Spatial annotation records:
╔══
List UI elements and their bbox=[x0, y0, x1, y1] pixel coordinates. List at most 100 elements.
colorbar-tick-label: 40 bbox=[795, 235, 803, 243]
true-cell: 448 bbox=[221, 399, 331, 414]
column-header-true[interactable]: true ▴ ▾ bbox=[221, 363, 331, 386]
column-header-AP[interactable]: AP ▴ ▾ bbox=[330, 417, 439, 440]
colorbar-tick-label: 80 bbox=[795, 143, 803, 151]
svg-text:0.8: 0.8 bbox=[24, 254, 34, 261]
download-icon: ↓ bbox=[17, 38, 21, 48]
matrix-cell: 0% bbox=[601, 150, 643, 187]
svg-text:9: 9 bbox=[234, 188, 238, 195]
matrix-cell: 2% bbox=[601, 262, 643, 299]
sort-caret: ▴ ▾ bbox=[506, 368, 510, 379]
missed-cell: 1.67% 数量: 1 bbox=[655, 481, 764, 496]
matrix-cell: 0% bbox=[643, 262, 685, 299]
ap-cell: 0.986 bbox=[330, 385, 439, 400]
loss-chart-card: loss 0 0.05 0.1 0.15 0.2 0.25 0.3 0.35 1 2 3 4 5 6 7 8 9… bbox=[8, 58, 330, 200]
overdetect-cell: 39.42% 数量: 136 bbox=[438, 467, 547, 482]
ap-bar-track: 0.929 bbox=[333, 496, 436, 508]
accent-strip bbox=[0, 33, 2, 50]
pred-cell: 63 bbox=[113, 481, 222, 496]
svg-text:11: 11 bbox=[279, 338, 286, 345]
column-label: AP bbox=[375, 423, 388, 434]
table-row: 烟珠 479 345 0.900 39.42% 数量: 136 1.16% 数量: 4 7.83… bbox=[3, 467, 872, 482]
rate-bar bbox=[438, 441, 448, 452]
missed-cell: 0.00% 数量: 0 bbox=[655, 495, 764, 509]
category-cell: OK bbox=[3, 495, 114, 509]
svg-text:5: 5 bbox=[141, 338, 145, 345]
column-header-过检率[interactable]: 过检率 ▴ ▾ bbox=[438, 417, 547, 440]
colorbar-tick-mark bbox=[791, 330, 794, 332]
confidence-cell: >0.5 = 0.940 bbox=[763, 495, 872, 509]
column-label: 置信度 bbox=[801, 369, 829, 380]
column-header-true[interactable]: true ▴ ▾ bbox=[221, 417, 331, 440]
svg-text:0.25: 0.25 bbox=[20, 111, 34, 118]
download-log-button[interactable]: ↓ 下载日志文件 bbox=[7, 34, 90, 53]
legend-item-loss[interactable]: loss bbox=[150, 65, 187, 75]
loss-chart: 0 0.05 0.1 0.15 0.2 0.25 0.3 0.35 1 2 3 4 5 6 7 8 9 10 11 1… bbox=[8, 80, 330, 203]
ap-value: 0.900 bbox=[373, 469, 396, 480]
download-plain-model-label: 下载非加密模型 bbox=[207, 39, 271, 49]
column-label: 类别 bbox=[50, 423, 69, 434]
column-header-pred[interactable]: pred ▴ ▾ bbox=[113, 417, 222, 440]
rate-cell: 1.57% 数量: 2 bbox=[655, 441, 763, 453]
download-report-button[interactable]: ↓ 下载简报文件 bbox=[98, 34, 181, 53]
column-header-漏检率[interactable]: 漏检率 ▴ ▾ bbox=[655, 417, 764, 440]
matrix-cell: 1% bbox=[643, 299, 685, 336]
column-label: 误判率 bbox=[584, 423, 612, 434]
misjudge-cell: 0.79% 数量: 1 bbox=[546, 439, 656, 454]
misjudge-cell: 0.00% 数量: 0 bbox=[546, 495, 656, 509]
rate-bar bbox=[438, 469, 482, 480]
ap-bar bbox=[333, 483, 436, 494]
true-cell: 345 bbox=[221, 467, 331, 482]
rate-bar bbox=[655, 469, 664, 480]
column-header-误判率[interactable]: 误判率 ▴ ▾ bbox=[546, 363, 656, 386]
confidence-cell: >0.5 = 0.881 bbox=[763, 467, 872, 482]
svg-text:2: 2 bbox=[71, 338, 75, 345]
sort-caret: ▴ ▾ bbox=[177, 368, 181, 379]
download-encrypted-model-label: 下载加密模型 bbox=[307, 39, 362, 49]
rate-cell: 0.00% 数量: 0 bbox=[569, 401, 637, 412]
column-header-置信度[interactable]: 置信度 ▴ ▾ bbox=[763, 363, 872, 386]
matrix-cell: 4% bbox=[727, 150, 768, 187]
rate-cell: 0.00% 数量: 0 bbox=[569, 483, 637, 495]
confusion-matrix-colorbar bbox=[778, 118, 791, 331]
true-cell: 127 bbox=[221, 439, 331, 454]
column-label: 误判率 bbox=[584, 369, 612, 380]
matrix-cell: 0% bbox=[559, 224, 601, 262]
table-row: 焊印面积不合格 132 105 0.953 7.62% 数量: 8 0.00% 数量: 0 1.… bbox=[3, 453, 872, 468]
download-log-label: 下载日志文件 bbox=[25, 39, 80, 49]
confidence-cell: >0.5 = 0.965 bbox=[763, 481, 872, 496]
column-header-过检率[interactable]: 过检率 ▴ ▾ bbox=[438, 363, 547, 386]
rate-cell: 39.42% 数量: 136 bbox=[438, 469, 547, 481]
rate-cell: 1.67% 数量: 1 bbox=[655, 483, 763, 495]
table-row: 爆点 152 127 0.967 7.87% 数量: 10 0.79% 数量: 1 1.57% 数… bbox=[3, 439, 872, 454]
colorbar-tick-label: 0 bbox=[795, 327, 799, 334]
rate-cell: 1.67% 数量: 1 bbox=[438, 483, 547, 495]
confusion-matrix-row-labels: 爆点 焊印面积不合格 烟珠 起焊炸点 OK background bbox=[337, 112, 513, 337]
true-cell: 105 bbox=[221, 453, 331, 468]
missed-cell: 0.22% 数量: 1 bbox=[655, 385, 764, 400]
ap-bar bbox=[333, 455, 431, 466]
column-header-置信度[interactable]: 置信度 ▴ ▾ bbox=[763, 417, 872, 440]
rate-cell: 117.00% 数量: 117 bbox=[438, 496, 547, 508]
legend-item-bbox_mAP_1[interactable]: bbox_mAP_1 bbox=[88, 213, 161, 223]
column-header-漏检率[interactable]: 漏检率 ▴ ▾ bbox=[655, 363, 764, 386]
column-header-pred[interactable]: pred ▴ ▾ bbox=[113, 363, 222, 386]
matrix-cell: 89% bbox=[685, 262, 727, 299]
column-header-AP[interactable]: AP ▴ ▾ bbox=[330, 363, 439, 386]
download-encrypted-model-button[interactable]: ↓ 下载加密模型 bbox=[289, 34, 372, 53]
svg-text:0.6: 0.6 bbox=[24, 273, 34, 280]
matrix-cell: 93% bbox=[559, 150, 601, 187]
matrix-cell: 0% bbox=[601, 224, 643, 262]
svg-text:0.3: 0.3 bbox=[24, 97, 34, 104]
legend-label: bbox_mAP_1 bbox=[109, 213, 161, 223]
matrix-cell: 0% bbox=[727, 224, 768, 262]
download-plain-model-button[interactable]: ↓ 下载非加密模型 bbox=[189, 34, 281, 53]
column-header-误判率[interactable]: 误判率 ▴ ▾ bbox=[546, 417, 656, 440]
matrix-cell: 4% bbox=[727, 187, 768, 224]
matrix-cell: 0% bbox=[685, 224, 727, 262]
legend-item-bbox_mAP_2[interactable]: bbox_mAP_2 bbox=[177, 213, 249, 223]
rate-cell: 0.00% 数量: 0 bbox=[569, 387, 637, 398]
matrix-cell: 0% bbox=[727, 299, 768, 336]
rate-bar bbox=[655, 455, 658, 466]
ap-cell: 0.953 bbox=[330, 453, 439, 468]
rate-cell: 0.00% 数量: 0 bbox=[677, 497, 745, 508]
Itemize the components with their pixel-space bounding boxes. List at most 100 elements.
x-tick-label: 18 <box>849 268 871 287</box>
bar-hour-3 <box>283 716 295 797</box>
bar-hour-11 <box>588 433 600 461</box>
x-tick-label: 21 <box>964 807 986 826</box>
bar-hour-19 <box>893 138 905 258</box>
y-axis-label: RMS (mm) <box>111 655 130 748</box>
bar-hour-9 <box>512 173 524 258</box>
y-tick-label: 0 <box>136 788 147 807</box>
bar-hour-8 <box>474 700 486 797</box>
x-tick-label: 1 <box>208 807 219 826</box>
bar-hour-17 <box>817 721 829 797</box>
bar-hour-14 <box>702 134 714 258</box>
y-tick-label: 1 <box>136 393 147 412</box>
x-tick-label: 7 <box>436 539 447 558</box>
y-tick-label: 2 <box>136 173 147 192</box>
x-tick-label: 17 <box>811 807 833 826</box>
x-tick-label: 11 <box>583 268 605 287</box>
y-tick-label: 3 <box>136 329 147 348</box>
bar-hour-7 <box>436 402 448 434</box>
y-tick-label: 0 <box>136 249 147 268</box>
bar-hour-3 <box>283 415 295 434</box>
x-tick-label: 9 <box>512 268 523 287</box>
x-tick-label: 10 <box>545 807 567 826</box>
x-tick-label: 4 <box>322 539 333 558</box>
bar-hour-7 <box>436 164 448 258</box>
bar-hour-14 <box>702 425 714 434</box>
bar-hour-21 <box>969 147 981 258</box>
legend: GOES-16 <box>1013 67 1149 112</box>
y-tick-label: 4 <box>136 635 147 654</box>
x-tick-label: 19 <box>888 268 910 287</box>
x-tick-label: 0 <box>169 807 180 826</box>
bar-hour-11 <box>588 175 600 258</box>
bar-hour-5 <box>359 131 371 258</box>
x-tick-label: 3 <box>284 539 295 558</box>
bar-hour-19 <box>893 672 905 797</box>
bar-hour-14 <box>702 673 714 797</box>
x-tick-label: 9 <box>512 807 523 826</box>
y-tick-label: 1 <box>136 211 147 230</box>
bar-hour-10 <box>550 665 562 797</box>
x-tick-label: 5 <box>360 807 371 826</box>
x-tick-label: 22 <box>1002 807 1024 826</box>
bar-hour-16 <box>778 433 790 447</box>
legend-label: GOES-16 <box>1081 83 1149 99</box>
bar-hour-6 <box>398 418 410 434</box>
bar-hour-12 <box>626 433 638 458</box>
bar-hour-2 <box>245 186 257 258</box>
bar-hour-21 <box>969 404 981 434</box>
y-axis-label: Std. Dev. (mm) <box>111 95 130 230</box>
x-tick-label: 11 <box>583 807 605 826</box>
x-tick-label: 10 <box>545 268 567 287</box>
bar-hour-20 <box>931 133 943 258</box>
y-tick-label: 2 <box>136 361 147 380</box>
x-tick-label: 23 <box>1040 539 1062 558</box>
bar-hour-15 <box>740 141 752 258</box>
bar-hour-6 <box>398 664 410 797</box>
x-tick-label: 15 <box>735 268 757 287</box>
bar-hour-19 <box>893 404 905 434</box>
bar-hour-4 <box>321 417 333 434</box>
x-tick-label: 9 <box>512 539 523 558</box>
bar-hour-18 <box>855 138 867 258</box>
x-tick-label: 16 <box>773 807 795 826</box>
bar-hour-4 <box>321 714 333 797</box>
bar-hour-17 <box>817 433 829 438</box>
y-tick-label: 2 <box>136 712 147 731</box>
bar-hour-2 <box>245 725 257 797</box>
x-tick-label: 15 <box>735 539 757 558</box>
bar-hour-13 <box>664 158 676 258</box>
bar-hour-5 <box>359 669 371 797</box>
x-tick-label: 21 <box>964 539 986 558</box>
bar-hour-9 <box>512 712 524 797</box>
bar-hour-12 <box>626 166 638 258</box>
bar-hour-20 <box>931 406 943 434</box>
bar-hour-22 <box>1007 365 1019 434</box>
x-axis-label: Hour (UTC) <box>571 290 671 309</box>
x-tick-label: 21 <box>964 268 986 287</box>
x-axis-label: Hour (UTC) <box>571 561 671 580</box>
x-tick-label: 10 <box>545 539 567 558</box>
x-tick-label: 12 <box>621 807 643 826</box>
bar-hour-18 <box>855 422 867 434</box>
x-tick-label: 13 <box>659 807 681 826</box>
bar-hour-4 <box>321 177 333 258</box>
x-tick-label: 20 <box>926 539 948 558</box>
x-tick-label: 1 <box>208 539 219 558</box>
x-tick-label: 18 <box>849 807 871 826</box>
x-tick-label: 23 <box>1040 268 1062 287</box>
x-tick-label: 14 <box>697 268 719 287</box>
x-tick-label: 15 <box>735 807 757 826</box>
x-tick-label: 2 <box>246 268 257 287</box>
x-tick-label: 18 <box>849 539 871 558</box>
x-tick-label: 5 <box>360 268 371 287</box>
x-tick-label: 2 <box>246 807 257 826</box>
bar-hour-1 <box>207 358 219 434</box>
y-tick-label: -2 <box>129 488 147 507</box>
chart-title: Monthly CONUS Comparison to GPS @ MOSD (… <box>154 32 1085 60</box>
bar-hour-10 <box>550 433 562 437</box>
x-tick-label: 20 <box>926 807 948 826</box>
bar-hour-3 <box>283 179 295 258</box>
╚══
▸ Short task: Output the rows from the beginning through the line containing "table-row: 烟珠 479", inclusive, as a JSON list of strings. Use one string per line and omit blank lines.

▸ Result below:
[
  "List UI elements and their bbox=[x0, y0, x1, y1] pixel coordinates. List at most 100 elements.",
  "colorbar-tick-label: 40 bbox=[795, 235, 803, 243]",
  "true-cell: 448 bbox=[221, 399, 331, 414]",
  "column-header-true[interactable]: true ▴ ▾ bbox=[221, 363, 331, 386]",
  "column-header-AP[interactable]: AP ▴ ▾ bbox=[330, 417, 439, 440]",
  "colorbar-tick-label: 80 bbox=[795, 143, 803, 151]",
  "svg-text:0.8: 0.8 bbox=[24, 254, 34, 261]",
  "download-icon: ↓ bbox=[17, 38, 21, 48]",
  "matrix-cell: 0% bbox=[601, 150, 643, 187]",
  "svg-text:9: 9 bbox=[234, 188, 238, 195]",
  "matrix-cell: 2% bbox=[601, 262, 643, 299]",
  "sort-caret: ▴ ▾ bbox=[506, 368, 510, 379]",
  "missed-cell: 1.67% 数量: 1 bbox=[655, 481, 764, 496]",
  "matrix-cell: 0% bbox=[643, 262, 685, 299]",
  "ap-cell: 0.986 bbox=[330, 385, 439, 400]",
  "loss-chart-card: loss 0 0.05 0.1 0.15 0.2 0.25 0.3 0.35 1 2 3 4 5 6 7 8 9… bbox=[8, 58, 330, 200]",
  "overdetect-cell: 39.42% 数量: 136 bbox=[438, 467, 547, 482]",
  "ap-bar-track: 0.929 bbox=[333, 496, 436, 508]",
  "accent-strip bbox=[0, 33, 2, 50]",
  "pred-cell: 63 bbox=[113, 481, 222, 496]",
  "svg-text:11: 11 bbox=[279, 338, 286, 345]",
  "column-label: AP bbox=[375, 423, 388, 434]",
  "table-row: 烟珠 479 345 0.900 39.42% 数量: 136 1.16% 数量: 4 7.83… bbox=[3, 467, 872, 482]"
]